» **Given information**
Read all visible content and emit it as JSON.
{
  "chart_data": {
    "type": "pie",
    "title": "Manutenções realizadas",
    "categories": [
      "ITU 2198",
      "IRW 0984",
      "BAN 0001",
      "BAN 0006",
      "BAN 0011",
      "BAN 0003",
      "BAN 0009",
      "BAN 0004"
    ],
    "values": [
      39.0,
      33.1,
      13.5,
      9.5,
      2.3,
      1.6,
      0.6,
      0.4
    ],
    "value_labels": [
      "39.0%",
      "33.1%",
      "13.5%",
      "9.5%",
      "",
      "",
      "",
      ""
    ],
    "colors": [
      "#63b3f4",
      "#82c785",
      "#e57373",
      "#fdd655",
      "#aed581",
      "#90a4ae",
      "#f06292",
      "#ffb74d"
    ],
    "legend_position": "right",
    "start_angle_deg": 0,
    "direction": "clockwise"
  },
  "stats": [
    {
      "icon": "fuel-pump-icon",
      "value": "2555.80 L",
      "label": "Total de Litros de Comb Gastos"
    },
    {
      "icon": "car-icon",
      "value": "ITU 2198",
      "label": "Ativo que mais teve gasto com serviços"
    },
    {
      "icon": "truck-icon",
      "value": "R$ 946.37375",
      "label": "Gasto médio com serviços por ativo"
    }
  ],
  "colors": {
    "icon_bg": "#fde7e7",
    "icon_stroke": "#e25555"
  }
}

» **Your task**
Your reply is one number: how many lines of the records above contain the word "serviços".

» **Output of the exercise**
2